- **Problem**:
Leave out the pictures and transcribe everything else exactly.

- **Given data**:
:::::

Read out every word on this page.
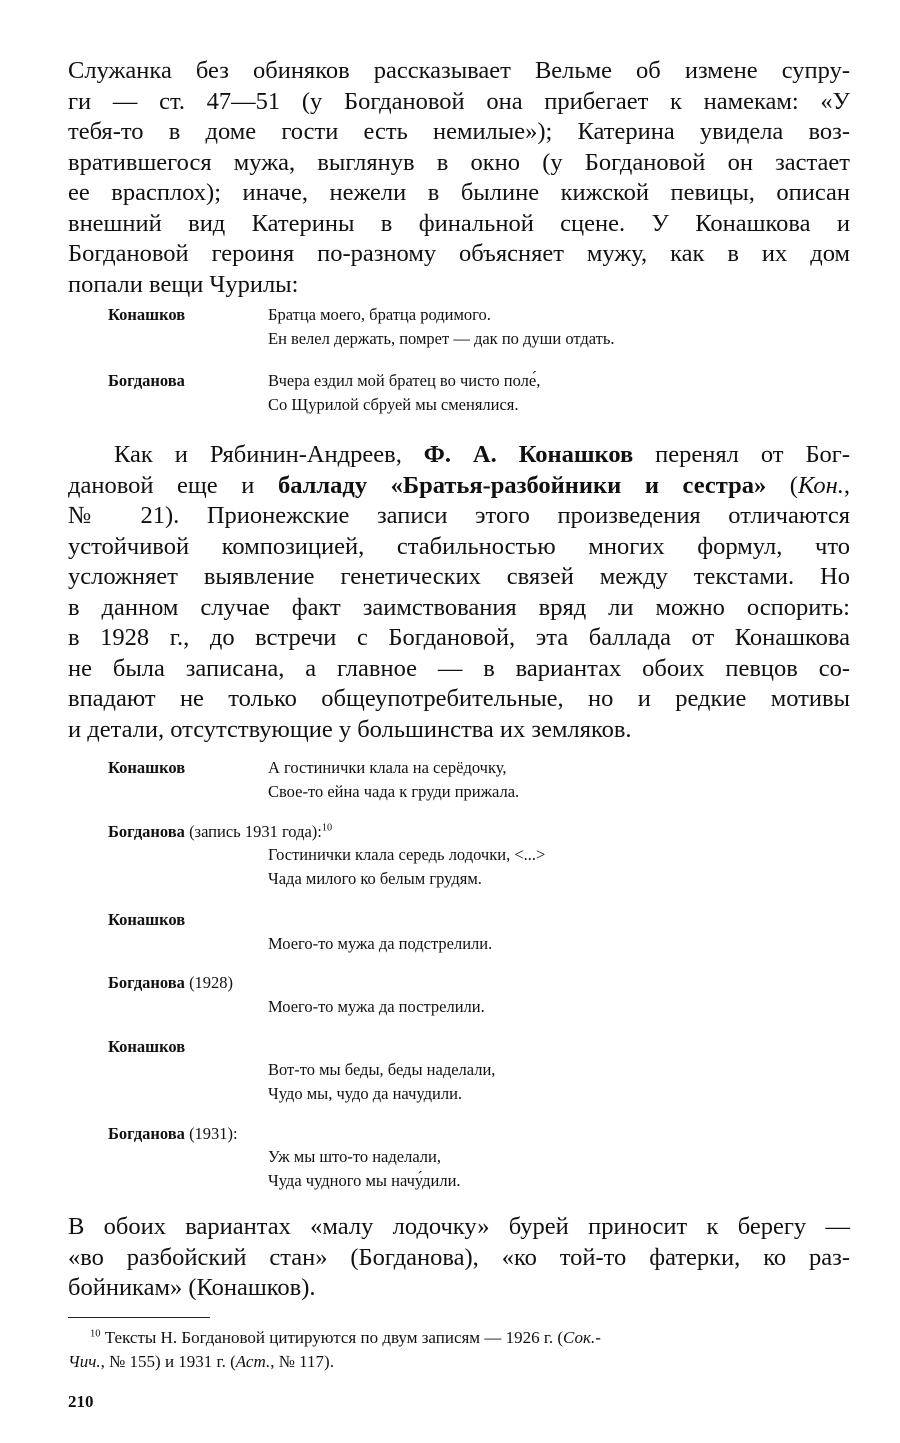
Служанка без обиняков рассказывает Вельме об измене супру-
ги — ст. 47—51 (у Богдановой она прибегает к намекам: «У
тебя-то в доме гости есть немилые»); Катерина увидела воз-
вратившегося мужа, выглянув в окно (у Богдановой он застает
ее врасплох); иначе, нежели в былине кижской певицы, описан
внешний вид Катерины в финальной сцене. У Конашкова и
Богдановой героиня по-разному объясняет мужу, как в их дом
попали вещи Чурилы:
Конашков	Братца моего, братца родимого.
Ен велел держать, помрет — дак по души отдать.
Богданова	Вчера ездил мой братец во чисто поле́,
Со Щурилой сбруей мы сменялися.
Как и Рябинин-Андреев, Ф. А. Конашков перенял от Бог-
дановой еще и балладу «Братья-разбойники и сестра» (Кон.,
№ 21). Прионежские записи этого произведения отличаются
устойчивой композицией, стабильностью многих формул, что
усложняет выявление генетических связей между текстами. Но
в данном случае факт заимствования вряд ли можно оспорить:
в 1928 г., до встречи с Богдановой, эта баллада от Конашкова
не была записана, а главное — в вариантах обоих певцов со-
впадают не только общеупотребительные, но и редкие мотивы
и детали, отсутствующие у большинства их земляков.
Конашков	А гостинички клала на серёдочку,
Свое-то ейна чада к груди прижала.
Богданова (запись 1931 года):$^{10}$
Гостинички клала середь лодочки, <...>
Чада милого ко белым грудям.
Конашков
Моего-то мужа да подстрелили.
Богданова (1928)
Моего-то мужа да пострелили.
Конашков
Вот-то мы беды, беды наделали,
Чудо мы, чудо да начудили.
Богданова (1931):
Уж мы што-то наделали,
Чуда чудного мы начу́дили.
В обоих вариантах «малу лодочку» бурей приносит к берегу —
«во разбойский стан» (Богданова), «ко той-то фатерки, ко раз-
бойникам» (Конашков).
$^{10}$ Тексты Н. Богдановой цитируются по двум записям — 1926 г. (Сок.-
Чич., № 155) и 1931 г. (Аст., № 117).
210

:::::

- **Response**:
Read out every word on this page.
Служанка без обиняков рассказывает Вельме об измене супру-
ги — ст. 47—51 (у Богдановой она прибегает к намекам: «У
тебя-то в доме гости есть немилые»); Катерина увидела воз-
вратившегося мужа, выглянув в окно (у Богдановой он застает
ее врасплох); иначе, нежели в былине кижской певицы, описан
внешний вид Катерины в финальной сцене. У Конашкова и
Богдановой героиня по-разному объясняет мужу, как в их дом
попали вещи Чурилы:
Конашков	Братца моего, братца родимого.
Ен велел держать, помрет — дак по души отдать.
Богданова	Вчера ездил мой братец во чисто поле́,
Со Щурилой сбруей мы сменялися.
Как и Рябинин-Андреев, Ф. А. Конашков перенял от Бог-
дановой еще и балладу «Братья-разбойники и сестра» (Кон.,
№ 21). Прионежские записи этого произведения отличаются
устойчивой композицией, стабильностью многих формул, что
усложняет выявление генетических связей между текстами. Но
в данном случае факт заимствования вряд ли можно оспорить:
в 1928 г., до встречи с Богдановой, эта баллада от Конашкова
не была записана, а главное — в вариантах обоих певцов со-
впадают не только общеупотребительные, но и редкие мотивы
и детали, отсутствующие у большинства их земляков.
Конашков	А гостинички клала на серёдочку,
Свое-то ейна чада к груди прижала.
Богданова (запись 1931 года):$^{10}$
Гостинички клала середь лодочки, <...>
Чада милого ко белым грудям.
Конашков
Моего-то мужа да подстрелили.
Богданова (1928)
Моего-то мужа да пострелили.
Конашков
Вот-то мы беды, беды наделали,
Чудо мы, чудо да начудили.
Богданова (1931):
Уж мы што-то наделали,
Чуда чудного мы начу́дили.
В обоих вариантах «малу лодочку» бурей приносит к берегу —
«во разбойский стан» (Богданова), «ко той-то фатерки, ко раз-
бойникам» (Конашков).
$^{10}$ Тексты Н. Богдановой цитируются по двум записям — 1926 г. (Сок.-
Чич., № 155) и 1931 г. (Аст., № 117).
210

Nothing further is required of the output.